··· ESTRATTO DEL TESTO

Tangenti a Milano
Sono giorni convulsi, politicamente infidi e storicamente incerti: Tangentopoli svela subito una topografia della corruzione insospettabile, segreta e protetta, abitata da una nomenklatura della politica e dell’economia da anni convinta di poter vivere e prosperare al di sopra di ogni sospetto. Grande è infatti la sorpresa quando, seguendo il filo delle varie corruzioni, i magistrati arrestano i primi politici in senso proprio: sono ex comunisti, ma soprattutto miglioristi. La corrente di Napolitano, sotto la guida di Gianni Cervetti, è sempre stata egemone nel Pci milanese. Lo stesso sindaco in carica, Gianfranco Borghini, insediato a gennaio per volere di Craxi, è un autorevole transfuga del gruppo migliorista.
Quando Mario Chiesa, il «mariuolo», comincia a parlare con i magistrati della Procura di Milano, soprattutto con Antonio Di Pietro, un ex poliziotto particolarmente esperto nel trasformare indizi in confessioni e poi le nuove confessioni in altri indizi, le prime figure che emergono dalla nebbia della corruzione non sono certo di alto rango. Personaggi oscuri, laterali al potere, forse di secondo piano ma cruciali per far funzionare l’economia di Tangentopoli. Come il noto architetto Epifanio Li Calzi, già sindaco di Cesano Boscone e già assessore ai Lavori pubblici di Milano, che si costituisce volontariamente, sospettato di aver gestito le tangenti generate dai lavori per il blocco chirurgico dell’ospedale Sacco. Come Sergio Soave, un sindacalista vice della Lega delle cooperative della Lombardia, accusato di aver movimentato 20 miliardi di tangenti della metropolitana milanese. Come Luigi Mijno Carnevale che, dopo una breve latitanza, si consegna ai magistrati. Comunista e massone, è un oscuro funzionario del Pci che fa parte del consiglio di amministrazione della metropolitana milanese con l’incarico conclamato di raccogliere, distribuire e regolare il flusso tangentizio. Un meccanismo avviato dal 1982, quando anche il Pci migliorista accede al sistema di autofinanziamento attraverso le tangenti sui lavori pubblici, una percentuale fissa del 18,5 per cento da dividere con Psi e Dc. Dal romanzo delle confessioni intrecciate, seguendo il percorso dei soldi neri, i magistrati di Mani pulite arrivano in un battibaleno al vertice politico del sistema.
Gianni Cervetti, deputato del Pds e ministro del cosiddetto governo ombra di Occhetto, figura fra i cinque deputati investiti dalla prima «domanda di autorizzazione a procedere» firmata dal capo della Procura di Milano Francesco Saverio Borrelli, ma ci sono anche i sostituti Antonio Di Pietro e Gherardo Colombo oltre al procuratore aggiunto Gerardo D’Ambrosio. Così il 2 giugno lo scandalo dilaga in parlamento, mentre i mezzi d’informazione si fanno portavoce di un sentimento di indignato sconcerto destinato a sedimentare i primi veleni dell’antipolitica nell’opinione pubblica.

······
··· VOCI DEL DATASET

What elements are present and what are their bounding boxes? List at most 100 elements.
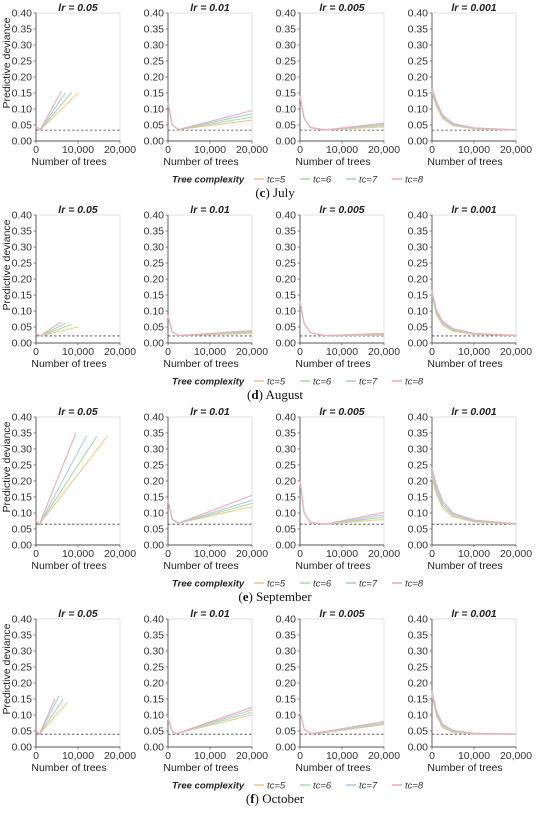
series-line-tc7 [35, 435, 87, 526]
y-tick-label: 0.35 [408, 24, 429, 36]
x-axis-label: Number of trees [163, 156, 238, 168]
x-axis-label: Number of trees [31, 156, 106, 168]
y-tick-label: 0.25 [276, 662, 297, 674]
series-line-tc8 [299, 711, 385, 735]
y-tick-label: 0.35 [276, 428, 297, 440]
x-tick-label: 20,000 [368, 144, 400, 156]
x-tick-label: 0 [165, 548, 171, 560]
y-tick-label: 0.40 [276, 8, 297, 20]
caption-letter: ( [246, 791, 250, 806]
subplot: lr = 0.01 0.00 0.05 0.10 0.15 0.20 0.25 0.30 0.3… [144, 204, 269, 370]
legend-label: tc=7 [359, 579, 378, 590]
x-tick-label: 20,000 [236, 346, 268, 358]
y-axis-label: Predictive deviance [1, 623, 13, 714]
y-tick-label: 0.00 [408, 540, 429, 552]
y-tick-label: 0.30 [12, 242, 33, 254]
y-tick-label: 0.25 [144, 662, 165, 674]
y-tick-label: 0.25 [408, 460, 429, 472]
series-line-tc8 [35, 91, 62, 131]
series-line-tc8 [431, 690, 517, 735]
y-tick-label: 0.15 [144, 694, 165, 706]
y-tick-label: 0.15 [276, 88, 297, 100]
x-tick-label: 0 [165, 144, 171, 156]
series-line-tc8 [167, 315, 253, 337]
y-tick-label: 0.05 [144, 726, 165, 738]
x-tick-label: 20,000 [104, 346, 136, 358]
series-line-tc8 [299, 96, 385, 131]
legend: Tree complexity tc=5 tc=6 tc=7 tc=8 [172, 781, 424, 792]
legend: Tree complexity tc=5 tc=6 tc=7 tc=8 [172, 377, 424, 388]
y-tick-label: 0.15 [408, 694, 429, 706]
series-line-tc8 [299, 480, 385, 525]
x-tick-label: 20,000 [104, 548, 136, 560]
y-tick-label: 0.20 [408, 678, 429, 690]
y-tick-label: 0.25 [276, 258, 297, 270]
caption-letter: ( [247, 387, 251, 402]
legend-label: tc=5 [267, 377, 286, 388]
y-tick-label: 0.05 [12, 726, 33, 738]
y-axis-label: Predictive deviance [1, 421, 13, 512]
y-tick-label: 0.00 [144, 338, 165, 350]
y-tick-label: 0.10 [408, 104, 429, 116]
x-tick-label: 0 [165, 346, 171, 358]
month-block: lr = 0.05 0.00 0.05 0.10 0.15 0.20 0.25 0.30 0.3… [1, 204, 532, 402]
y-tick-label: 0.05 [408, 524, 429, 536]
y-tick-label: 0.00 [276, 136, 297, 148]
series-line-tc7 [431, 291, 517, 336]
y-tick-label: 0.35 [144, 630, 165, 642]
y-tick-label: 0.05 [276, 726, 297, 738]
x-tick-label: 0 [429, 144, 435, 156]
y-tick-label: 0.35 [276, 226, 297, 238]
plot-frame [167, 214, 253, 344]
x-tick-label: 10,000 [326, 144, 358, 156]
series-line-tc6 [299, 480, 385, 525]
x-tick-label: 0 [33, 144, 39, 156]
y-tick-label: 0.40 [408, 614, 429, 626]
subplot: lr = 0.01 0.00 0.05 0.10 0.15 0.20 0.25 0.30 0.3… [144, 2, 269, 168]
series-line-tc6 [299, 711, 385, 735]
x-tick-label: 10,000 [62, 144, 94, 156]
series-line-tc5 [431, 92, 517, 131]
y-tick-label: 0.00 [144, 540, 165, 552]
y-tick-label: 0.05 [408, 322, 429, 334]
series-line-tc8 [167, 102, 253, 131]
x-tick-label: 10,000 [194, 548, 226, 560]
x-axis-label: Number of trees [163, 358, 238, 370]
y-tick-label: 0.40 [408, 412, 429, 424]
y-tick-label: 0.40 [276, 210, 297, 222]
panel-title: lr = 0.05 [58, 406, 98, 418]
y-tick-label: 0.40 [12, 210, 33, 222]
y-tick-label: 0.05 [276, 120, 297, 132]
x-tick-label: 20,000 [368, 548, 400, 560]
y-tick-label: 0.35 [408, 630, 429, 642]
x-tick-label: 0 [429, 548, 435, 560]
x-tick-label: 20,000 [236, 750, 268, 762]
x-tick-label: 20,000 [368, 750, 400, 762]
legend-title: Tree complexity [172, 175, 245, 186]
caption-text: ) October [255, 791, 305, 806]
y-tick-label: 0.20 [144, 678, 165, 690]
subplot: lr = 0.005 0.00 0.05 0.10 0.15 0.20 0.25 0.30 0.… [276, 608, 401, 774]
y-tick-label: 0.00 [144, 136, 165, 148]
y-tick-label: 0.15 [408, 88, 429, 100]
x-tick-label: 20,000 [500, 144, 532, 156]
x-tick-label: 20,000 [500, 750, 532, 762]
series-line-tc6 [35, 698, 64, 736]
caption-letter-bold: d [251, 387, 259, 402]
x-tick-label: 10,000 [458, 144, 490, 156]
x-tick-label: 20,000 [236, 548, 268, 560]
y-tick-label: 0.25 [144, 56, 165, 68]
x-tick-label: 10,000 [194, 346, 226, 358]
caption-letter-bold: e [243, 589, 249, 604]
x-axis-label: Number of trees [427, 156, 502, 168]
panel-title: lr = 0.005 [319, 2, 364, 14]
y-tick-label: 0.30 [144, 646, 165, 658]
y-tick-label: 0.00 [276, 540, 297, 552]
subplot: lr = 0.005 0.00 0.05 0.10 0.15 0.20 0.25 0.30 0.… [276, 204, 401, 370]
x-axis-label: Number of trees [295, 358, 370, 370]
y-tick-label: 0.20 [276, 678, 297, 690]
legend-label: tc=6 [313, 579, 332, 590]
y-tick-label: 0.15 [276, 492, 297, 504]
panel-title: lr = 0.001 [451, 608, 496, 620]
y-tick-label: 0.15 [408, 290, 429, 302]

······

**REQUISITI DEL COMPITO:**
Risponda alle seguenti domande basandosi sull'estratto sulle tangenti a Milano:
(a) Per volere di chi è stato insediato il sindaco Gianfranco Borghini?
(b) Quale percentuale fissa delle tangenti sui lavori pubblici veniva divisa con Psi e Dc?
(c) In quale data lo scandalo dilaga in parlamento?

**RISPOSTA COMPLETA:**
(a) Per volere di Craxi.
(b) Il 18,5 per cento.
(c) Il 2 giugno.